- [Supplied records]

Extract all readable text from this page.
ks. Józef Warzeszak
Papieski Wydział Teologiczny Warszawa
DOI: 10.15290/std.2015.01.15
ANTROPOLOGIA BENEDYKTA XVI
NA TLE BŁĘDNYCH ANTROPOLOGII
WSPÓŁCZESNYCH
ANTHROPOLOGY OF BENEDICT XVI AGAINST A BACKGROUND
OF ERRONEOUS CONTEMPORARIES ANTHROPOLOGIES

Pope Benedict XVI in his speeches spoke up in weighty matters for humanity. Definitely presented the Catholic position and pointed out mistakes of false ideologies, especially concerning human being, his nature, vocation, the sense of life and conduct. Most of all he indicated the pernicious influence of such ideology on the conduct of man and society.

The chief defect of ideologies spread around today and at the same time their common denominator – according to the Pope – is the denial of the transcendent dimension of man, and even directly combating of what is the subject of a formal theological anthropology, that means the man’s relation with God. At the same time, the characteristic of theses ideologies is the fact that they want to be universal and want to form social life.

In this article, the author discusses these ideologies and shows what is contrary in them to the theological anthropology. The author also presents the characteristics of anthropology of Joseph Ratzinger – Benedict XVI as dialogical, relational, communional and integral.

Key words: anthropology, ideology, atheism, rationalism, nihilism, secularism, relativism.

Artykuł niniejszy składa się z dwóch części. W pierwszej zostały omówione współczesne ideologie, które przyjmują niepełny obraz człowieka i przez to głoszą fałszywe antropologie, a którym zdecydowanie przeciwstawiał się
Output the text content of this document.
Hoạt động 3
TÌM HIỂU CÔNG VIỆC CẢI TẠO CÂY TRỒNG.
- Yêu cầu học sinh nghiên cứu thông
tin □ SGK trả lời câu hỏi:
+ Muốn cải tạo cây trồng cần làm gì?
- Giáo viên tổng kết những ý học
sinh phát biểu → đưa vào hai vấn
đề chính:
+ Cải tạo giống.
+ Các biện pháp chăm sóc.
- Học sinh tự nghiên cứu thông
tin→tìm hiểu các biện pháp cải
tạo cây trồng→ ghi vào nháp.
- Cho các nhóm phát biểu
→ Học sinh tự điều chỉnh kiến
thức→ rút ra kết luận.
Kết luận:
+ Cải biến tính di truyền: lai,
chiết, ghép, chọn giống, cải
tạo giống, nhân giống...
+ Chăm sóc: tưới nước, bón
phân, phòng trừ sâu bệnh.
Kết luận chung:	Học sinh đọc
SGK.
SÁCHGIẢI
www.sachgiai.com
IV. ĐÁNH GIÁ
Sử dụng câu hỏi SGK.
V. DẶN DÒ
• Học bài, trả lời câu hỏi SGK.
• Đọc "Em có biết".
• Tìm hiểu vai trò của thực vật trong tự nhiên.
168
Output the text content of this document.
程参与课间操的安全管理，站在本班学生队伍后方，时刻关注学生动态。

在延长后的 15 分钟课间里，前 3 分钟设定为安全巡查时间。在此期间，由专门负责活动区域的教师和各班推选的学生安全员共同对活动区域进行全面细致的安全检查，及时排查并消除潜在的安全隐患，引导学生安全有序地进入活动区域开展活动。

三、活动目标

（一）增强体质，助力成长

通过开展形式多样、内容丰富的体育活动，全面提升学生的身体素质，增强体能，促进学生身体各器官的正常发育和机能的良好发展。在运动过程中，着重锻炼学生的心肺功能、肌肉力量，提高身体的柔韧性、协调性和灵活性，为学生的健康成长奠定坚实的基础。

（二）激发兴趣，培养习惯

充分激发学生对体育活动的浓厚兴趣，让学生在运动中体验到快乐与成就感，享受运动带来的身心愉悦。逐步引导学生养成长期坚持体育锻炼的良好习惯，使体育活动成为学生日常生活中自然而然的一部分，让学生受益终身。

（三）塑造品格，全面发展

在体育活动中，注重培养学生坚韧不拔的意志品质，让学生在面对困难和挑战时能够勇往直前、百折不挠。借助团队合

- [Prompt]
In this exercise, repeat all entries exactly.

- [Solution for this exercise]
Extract all readable text from this page.
ks. Józef Warzeszak
Papieski Wydział Teologiczny Warszawa
DOI: 10.15290/std.2015.01.15
ANTROPOLOGIA BENEDYKTA XVI
NA TLE BŁĘDNYCH ANTROPOLOGII
WSPÓŁCZESNYCH
ANTHROPOLOGY OF BENEDICT XVI AGAINST A BACKGROUND
OF ERRONEOUS CONTEMPORARIES ANTHROPOLOGIES

Pope Benedict XVI in his speeches spoke up in weighty matters for humanity. Definitely presented the Catholic position and pointed out mistakes of false ideologies, especially concerning human being, his nature, vocation, the sense of life and conduct. Most of all he indicated the pernicious influence of such ideology on the conduct of man and society.

The chief defect of ideologies spread around today and at the same time their common denominator – according to the Pope – is the denial of the transcendent dimension of man, and even directly combating of what is the subject of a formal theological anthropology, that means the man’s relation with God. At the same time, the characteristic of theses ideologies is the fact that they want to be universal and want to form social life.

In this article, the author discusses these ideologies and shows what is contrary in them to the theological anthropology. The author also presents the characteristics of anthropology of Joseph Ratzinger – Benedict XVI as dialogical, relational, communional and integral.

Key words: anthropology, ideology, atheism, rationalism, nihilism, secularism, relativism.

Artykuł niniejszy składa się z dwóch części. W pierwszej zostały omówione współczesne ideologie, które przyjmują niepełny obraz człowieka i przez to głoszą fałszywe antropologie, a którym zdecydowanie przeciwstawiał się
Output the text content of this document.
Hoạt động 3
TÌM HIỂU CÔNG VIỆC CẢI TẠO CÂY TRỒNG.
- Yêu cầu học sinh nghiên cứu thông
tin □ SGK trả lời câu hỏi:
+ Muốn cải tạo cây trồng cần làm gì?
- Giáo viên tổng kết những ý học
sinh phát biểu → đưa vào hai vấn
đề chính:
+ Cải tạo giống.
+ Các biện pháp chăm sóc.
- Học sinh tự nghiên cứu thông
tin→tìm hiểu các biện pháp cải
tạo cây trồng→ ghi vào nháp.
- Cho các nhóm phát biểu
→ Học sinh tự điều chỉnh kiến
thức→ rút ra kết luận.
Kết luận:
+ Cải biến tính di truyền: lai,
chiết, ghép, chọn giống, cải
tạo giống, nhân giống...
+ Chăm sóc: tưới nước, bón
phân, phòng trừ sâu bệnh.
Kết luận chung:	Học sinh đọc
SGK.
SÁCHGIẢI
www.sachgiai.com
IV. ĐÁNH GIÁ
Sử dụng câu hỏi SGK.
V. DẶN DÒ
• Học bài, trả lời câu hỏi SGK.
• Đọc "Em có biết".
• Tìm hiểu vai trò của thực vật trong tự nhiên.
168
Output the text content of this document.
程参与课间操的安全管理，站在本班学生队伍后方，时刻关注学生动态。

在延长后的 15 分钟课间里，前 3 分钟设定为安全巡查时间。在此期间，由专门负责活动区域的教师和各班推选的学生安全员共同对活动区域进行全面细致的安全检查，及时排查并消除潜在的安全隐患，引导学生安全有序地进入活动区域开展活动。

三、活动目标

（一）增强体质，助力成长

通过开展形式多样、内容丰富的体育活动，全面提升学生的身体素质，增强体能，促进学生身体各器官的正常发育和机能的良好发展。在运动过程中，着重锻炼学生的心肺功能、肌肉力量，提高身体的柔韧性、协调性和灵活性，为学生的健康成长奠定坚实的基础。

（二）激发兴趣，培养习惯

充分激发学生对体育活动的浓厚兴趣，让学生在运动中体验到快乐与成就感，享受运动带来的身心愉悦。逐步引导学生养成长期坚持体育锻炼的良好习惯，使体育活动成为学生日常生活中自然而然的一部分，让学生受益终身。

（三）塑造品格，全面发展

在体育活动中，注重培养学生坚韧不拔的意志品质，让学生在面对困难和挑战时能够勇往直前、百折不挠。借助团队合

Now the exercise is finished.